TASK GOAL | With the pictures left out, copy the listing below exactly.

══════════

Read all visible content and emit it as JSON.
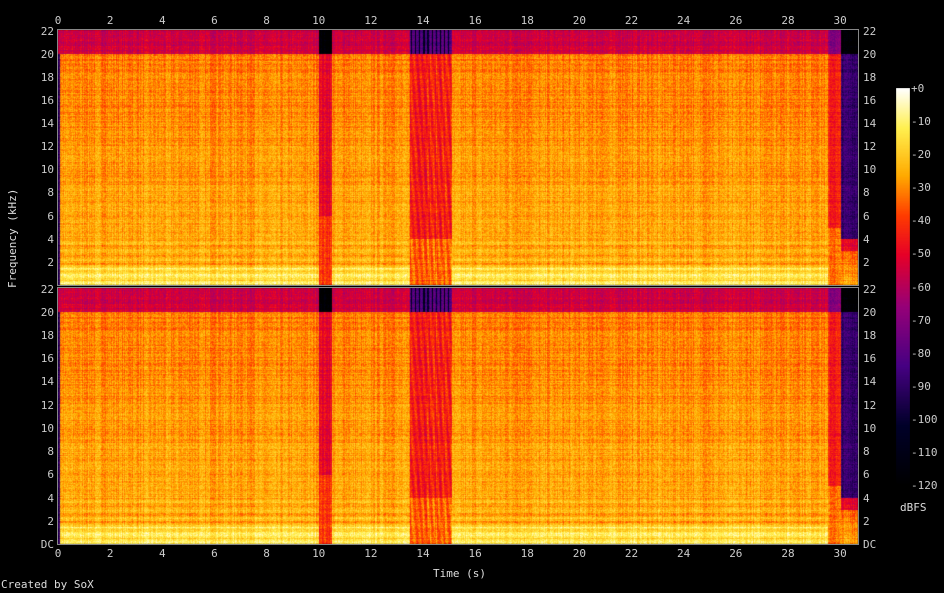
{
  "chart_data": {
    "type": "heatmap",
    "subtype": "spectrogram",
    "xlabel": "Time (s)",
    "ylabel": "Frequency (kHz)",
    "xlim": [
      0,
      30.7
    ],
    "ylim": [
      0,
      22.05
    ],
    "x_ticks": [
      "0",
      "2",
      "4",
      "6",
      "8",
      "10",
      "12",
      "14",
      "16",
      "18",
      "20",
      "22",
      "24",
      "26",
      "28",
      "30"
    ],
    "y_ticks": [
      "DC",
      "2",
      "4",
      "6",
      "8",
      "10",
      "12",
      "14",
      "16",
      "18",
      "20",
      "22"
    ],
    "channels": 2,
    "colorbar": {
      "label": "dBFS",
      "range": [
        -120,
        0
      ],
      "ticks": [
        "+0",
        "-10",
        "-20",
        "-30",
        "-40",
        "-50",
        "-60",
        "-70",
        "-80",
        "-90",
        "-100",
        "-110",
        "-120"
      ]
    },
    "features": [
      {
        "t": [
          0,
          30.0
        ],
        "f": [
          0,
          20
        ],
        "level_dbfs": -25
      },
      {
        "t": [
          0,
          30.0
        ],
        "f": [
          20,
          22.05
        ],
        "level_dbfs": -55
      },
      {
        "t": [
          10.0,
          10.5
        ],
        "f": [
          0,
          20
        ],
        "level_dbfs": -50
      },
      {
        "t": [
          10.0,
          10.5
        ],
        "f": [
          20,
          22.05
        ],
        "level_dbfs": -120
      },
      {
        "t": [
          13.5,
          15.1
        ],
        "f": [
          0,
          22.05
        ],
        "level_dbfs": -45
      },
      {
        "t": [
          30.0,
          30.7
        ],
        "f": [
          4,
          20
        ],
        "level_dbfs": -88
      }
    ]
  },
  "footer": {
    "credit": "Created by SoX"
  }
}
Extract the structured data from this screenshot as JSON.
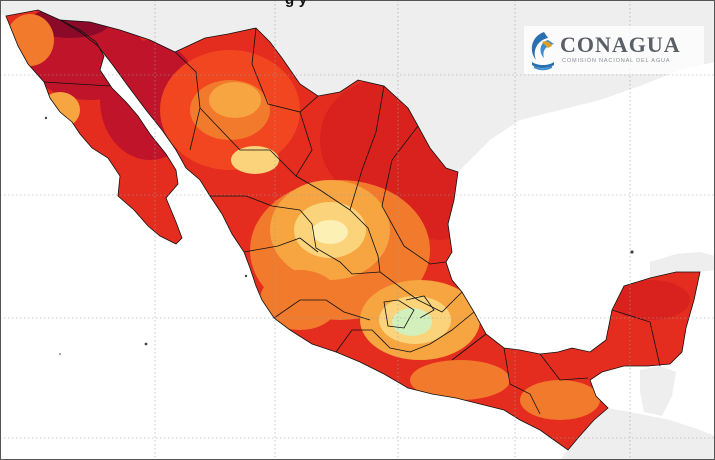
{
  "title_fragment": "g y",
  "logo": {
    "name": "CONAGUA",
    "subtitle": "COMISIÓN NACIONAL DEL AGUA",
    "icon": "conagua-logo-icon"
  },
  "colors": {
    "ocean": "#ffffff",
    "land_outside": "#eeeeee",
    "grid": "#9aa0a6",
    "boundary": "#111111",
    "temperature_scale": [
      "#8b0a2a",
      "#d9221e",
      "#f1461f",
      "#f27a2c",
      "#f6a541",
      "#fad37b",
      "#fcf0b4",
      "#d3efbb"
    ]
  }
}
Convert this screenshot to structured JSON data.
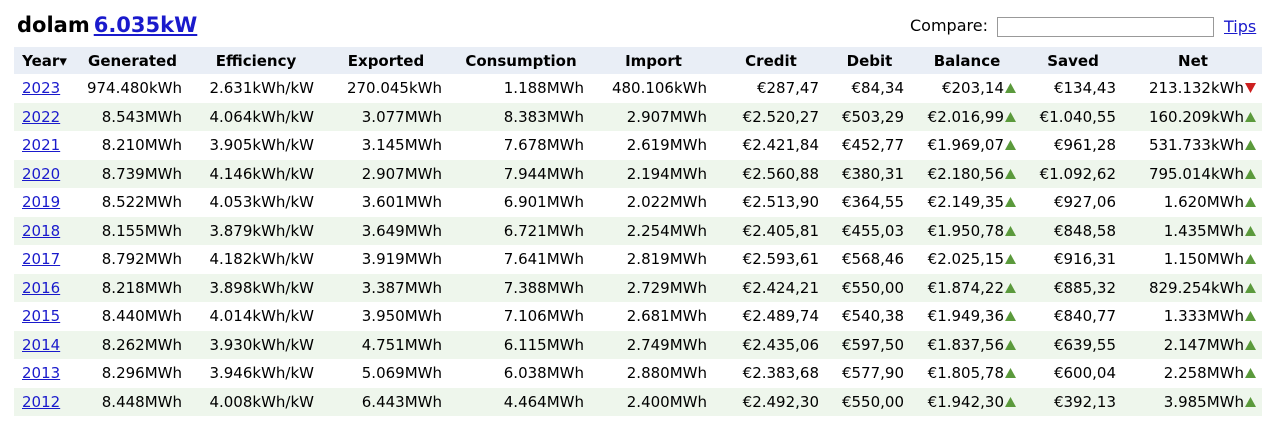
{
  "header": {
    "title": "dolam",
    "size_link": "6.035kW",
    "compare_label": "Compare:",
    "tips_link": "Tips"
  },
  "table": {
    "columns": [
      "Year▾",
      "Generated",
      "Efficiency",
      "Exported",
      "Consumption",
      "Import",
      "Credit",
      "Debit",
      "Balance",
      "Saved",
      "Net"
    ],
    "rows": [
      {
        "year": "2023",
        "values": [
          "974.480kWh",
          "2.631kWh/kW",
          "270.045kWh",
          "1.188MWh",
          "480.106kWh",
          "€287,47",
          "€84,34",
          "€203,14",
          "€134,43",
          "213.132kWh"
        ],
        "balance_arrow": "up",
        "net_arrow": "down"
      },
      {
        "year": "2022",
        "values": [
          "8.543MWh",
          "4.064kWh/kW",
          "3.077MWh",
          "8.383MWh",
          "2.907MWh",
          "€2.520,27",
          "€503,29",
          "€2.016,99",
          "€1.040,55",
          "160.209kWh"
        ],
        "balance_arrow": "up",
        "net_arrow": "up"
      },
      {
        "year": "2021",
        "values": [
          "8.210MWh",
          "3.905kWh/kW",
          "3.145MWh",
          "7.678MWh",
          "2.619MWh",
          "€2.421,84",
          "€452,77",
          "€1.969,07",
          "€961,28",
          "531.733kWh"
        ],
        "balance_arrow": "up",
        "net_arrow": "up"
      },
      {
        "year": "2020",
        "values": [
          "8.739MWh",
          "4.146kWh/kW",
          "2.907MWh",
          "7.944MWh",
          "2.194MWh",
          "€2.560,88",
          "€380,31",
          "€2.180,56",
          "€1.092,62",
          "795.014kWh"
        ],
        "balance_arrow": "up",
        "net_arrow": "up"
      },
      {
        "year": "2019",
        "values": [
          "8.522MWh",
          "4.053kWh/kW",
          "3.601MWh",
          "6.901MWh",
          "2.022MWh",
          "€2.513,90",
          "€364,55",
          "€2.149,35",
          "€927,06",
          "1.620MWh"
        ],
        "balance_arrow": "up",
        "net_arrow": "up"
      },
      {
        "year": "2018",
        "values": [
          "8.155MWh",
          "3.879kWh/kW",
          "3.649MWh",
          "6.721MWh",
          "2.254MWh",
          "€2.405,81",
          "€455,03",
          "€1.950,78",
          "€848,58",
          "1.435MWh"
        ],
        "balance_arrow": "up",
        "net_arrow": "up"
      },
      {
        "year": "2017",
        "values": [
          "8.792MWh",
          "4.182kWh/kW",
          "3.919MWh",
          "7.641MWh",
          "2.819MWh",
          "€2.593,61",
          "€568,46",
          "€2.025,15",
          "€916,31",
          "1.150MWh"
        ],
        "balance_arrow": "up",
        "net_arrow": "up"
      },
      {
        "year": "2016",
        "values": [
          "8.218MWh",
          "3.898kWh/kW",
          "3.387MWh",
          "7.388MWh",
          "2.729MWh",
          "€2.424,21",
          "€550,00",
          "€1.874,22",
          "€885,32",
          "829.254kWh"
        ],
        "balance_arrow": "up",
        "net_arrow": "up"
      },
      {
        "year": "2015",
        "values": [
          "8.440MWh",
          "4.014kWh/kW",
          "3.950MWh",
          "7.106MWh",
          "2.681MWh",
          "€2.489,74",
          "€540,38",
          "€1.949,36",
          "€840,77",
          "1.333MWh"
        ],
        "balance_arrow": "up",
        "net_arrow": "up"
      },
      {
        "year": "2014",
        "values": [
          "8.262MWh",
          "3.930kWh/kW",
          "4.751MWh",
          "6.115MWh",
          "2.749MWh",
          "€2.435,06",
          "€597,50",
          "€1.837,56",
          "€639,55",
          "2.147MWh"
        ],
        "balance_arrow": "up",
        "net_arrow": "up"
      },
      {
        "year": "2013",
        "values": [
          "8.296MWh",
          "3.946kWh/kW",
          "5.069MWh",
          "6.038MWh",
          "2.880MWh",
          "€2.383,68",
          "€577,90",
          "€1.805,78",
          "€600,04",
          "2.258MWh"
        ],
        "balance_arrow": "up",
        "net_arrow": "up"
      },
      {
        "year": "2012",
        "values": [
          "8.448MWh",
          "4.008kWh/kW",
          "6.443MWh",
          "4.464MWh",
          "2.400MWh",
          "€2.492,30",
          "€550,00",
          "€1.942,30",
          "€392,13",
          "3.985MWh"
        ],
        "balance_arrow": "up",
        "net_arrow": "up"
      }
    ]
  }
}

══════════

TASK RESULT |
Read all visible content and emit it as JSON.
{
  "chart_data": {
    "type": "heatmap",
    "subtype": "spectrogram",
    "xlabel": "Time (s)",
    "ylabel": "Frequency (kHz)",
    "xlim": [
      0,
      30.7
    ],
    "ylim": [
      0,
      22.05
    ],
    "x_ticks": [
      "0",
      "2",
      "4",
      "6",
      "8",
      "10",
      "12",
      "14",
      "16",
      "18",
      "20",
      "22",
      "24",
      "26",
      "28",
      "30"
    ],
    "y_ticks": [
      "DC",
      "2",
      "4",
      "6",
      "8",
      "10",
      "12",
      "14",
      "16",
      "18",
      "20",
      "22"
    ],
    "channels": 2,
    "colorbar": {
      "label": "dBFS",
      "range": [
        -120,
        0
      ],
      "ticks": [
        "+0",
        "-10",
        "-20",
        "-30",
        "-40",
        "-50",
        "-60",
        "-70",
        "-80",
        "-90",
        "-100",
        "-110",
        "-120"
      ]
    },
    "features": [
      {
        "t": [
          0,
          30.0
        ],
        "f": [
          0,
          20
        ],
        "level_dbfs": -25
      },
      {
        "t": [
          0,
          30.0
        ],
        "f": [
          20,
          22.05
        ],
        "level_dbfs": -55
      },
      {
        "t": [
          10.0,
          10.5
        ],
        "f": [
          0,
          20
        ],
        "level_dbfs": -50
      },
      {
        "t": [
          10.0,
          10.5
        ],
        "f": [
          20,
          22.05
        ],
        "level_dbfs": -120
      },
      {
        "t": [
          13.5,
          15.1
        ],
        "f": [
          0,
          22.05
        ],
        "level_dbfs": -45
      },
      {
        "t": [
          30.0,
          30.7
        ],
        "f": [
          4,
          20
        ],
        "level_dbfs": -88
      }
    ]
  },
  "footer": {
    "credit": "Created by SoX"
  }
}
Extract the structured data from this screenshot as JSON.
{
  "title_fragment": "g y",
  "logo": {
    "name": "CONAGUA",
    "subtitle": "COMISIÓN NACIONAL DEL AGUA",
    "icon": "conagua-logo-icon"
  },
  "colors": {
    "ocean": "#ffffff",
    "land_outside": "#eeeeee",
    "grid": "#9aa0a6",
    "boundary": "#111111",
    "temperature_scale": [
      "#8b0a2a",
      "#d9221e",
      "#f1461f",
      "#f27a2c",
      "#f6a541",
      "#fad37b",
      "#fcf0b4",
      "#d3efbb"
    ]
  }
}
Convert this screenshot to structured JSON data.
{
  "header": {
    "title": "dolam",
    "size_link": "6.035kW",
    "compare_label": "Compare:",
    "tips_link": "Tips"
  },
  "table": {
    "columns": [
      "Year▾",
      "Generated",
      "Efficiency",
      "Exported",
      "Consumption",
      "Import",
      "Credit",
      "Debit",
      "Balance",
      "Saved",
      "Net"
    ],
    "rows": [
      {
        "year": "2023",
        "values": [
          "974.480kWh",
          "2.631kWh/kW",
          "270.045kWh",
          "1.188MWh",
          "480.106kWh",
          "€287,47",
          "€84,34",
          "€203,14",
          "€134,43",
          "213.132kWh"
        ],
        "balance_arrow": "up",
        "net_arrow": "down"
      },
      {
        "year": "2022",
        "values": [
          "8.543MWh",
          "4.064kWh/kW",
          "3.077MWh",
          "8.383MWh",
          "2.907MWh",
          "€2.520,27",
          "€503,29",
          "€2.016,99",
          "€1.040,55",
          "160.209kWh"
        ],
        "balance_arrow": "up",
        "net_arrow": "up"
      },
      {
        "year": "2021",
        "values": [
          "8.210MWh",
          "3.905kWh/kW",
          "3.145MWh",
          "7.678MWh",
          "2.619MWh",
          "€2.421,84",
          "€452,77",
          "€1.969,07",
          "€961,28",
          "531.733kWh"
        ],
        "balance_arrow": "up",
        "net_arrow": "up"
      },
      {
        "year": "2020",
        "values": [
          "8.739MWh",
          "4.146kWh/kW",
          "2.907MWh",
          "7.944MWh",
          "2.194MWh",
          "€2.560,88",
          "€380,31",
          "€2.180,56",
          "€1.092,62",
          "795.014kWh"
        ],
        "balance_arrow": "up",
        "net_arrow": "up"
      },
      {
        "year": "2019",
        "values": [
          "8.522MWh",
          "4.053kWh/kW",
          "3.601MWh",
          "6.901MWh",
          "2.022MWh",
          "€2.513,90",
          "€364,55",
          "€2.149,35",
          "€927,06",
          "1.620MWh"
        ],
        "balance_arrow": "up",
        "net_arrow": "up"
      },
      {
        "year": "2018",
        "values": [
          "8.155MWh",
          "3.879kWh/kW",
          "3.649MWh",
          "6.721MWh",
          "2.254MWh",
          "€2.405,81",
          "€455,03",
          "€1.950,78",
          "€848,58",
          "1.435MWh"
        ],
        "balance_arrow": "up",
        "net_arrow": "up"
      },
      {
        "year": "2017",
        "values": [
          "8.792MWh",
          "4.182kWh/kW",
          "3.919MWh",
          "7.641MWh",
          "2.819MWh",
          "€2.593,61",
          "€568,46",
          "€2.025,15",
          "€916,31",
          "1.150MWh"
        ],
        "balance_arrow": "up",
        "net_arrow": "up"
      },
      {
        "year": "2016",
        "values": [
          "8.218MWh",
          "3.898kWh/kW",
          "3.387MWh",
          "7.388MWh",
          "2.729MWh",
          "€2.424,21",
          "€550,00",
          "€1.874,22",
          "€885,32",
          "829.254kWh"
        ],
        "balance_arrow": "up",
        "net_arrow": "up"
      },
      {
        "year": "2015",
        "values": [
          "8.440MWh",
          "4.014kWh/kW",
          "3.950MWh",
          "7.106MWh",
          "2.681MWh",
          "€2.489,74",
          "€540,38",
          "€1.949,36",
          "€840,77",
          "1.333MWh"
        ],
        "balance_arrow": "up",
        "net_arrow": "up"
      },
      {
        "year": "2014",
        "values": [
          "8.262MWh",
          "3.930kWh/kW",
          "4.751MWh",
          "6.115MWh",
          "2.749MWh",
          "€2.435,06",
          "€597,50",
          "€1.837,56",
          "€639,55",
          "2.147MWh"
        ],
        "balance_arrow": "up",
        "net_arrow": "up"
      },
      {
        "year": "2013",
        "values": [
          "8.296MWh",
          "3.946kWh/kW",
          "5.069MWh",
          "6.038MWh",
          "2.880MWh",
          "€2.383,68",
          "€577,90",
          "€1.805,78",
          "€600,04",
          "2.258MWh"
        ],
        "balance_arrow": "up",
        "net_arrow": "up"
      },
      {
        "year": "2012",
        "values": [
          "8.448MWh",
          "4.008kWh/kW",
          "6.443MWh",
          "4.464MWh",
          "2.400MWh",
          "€2.492,30",
          "€550,00",
          "€1.942,30",
          "€392,13",
          "3.985MWh"
        ],
        "balance_arrow": "up",
        "net_arrow": "up"
      }
    ]
  }
}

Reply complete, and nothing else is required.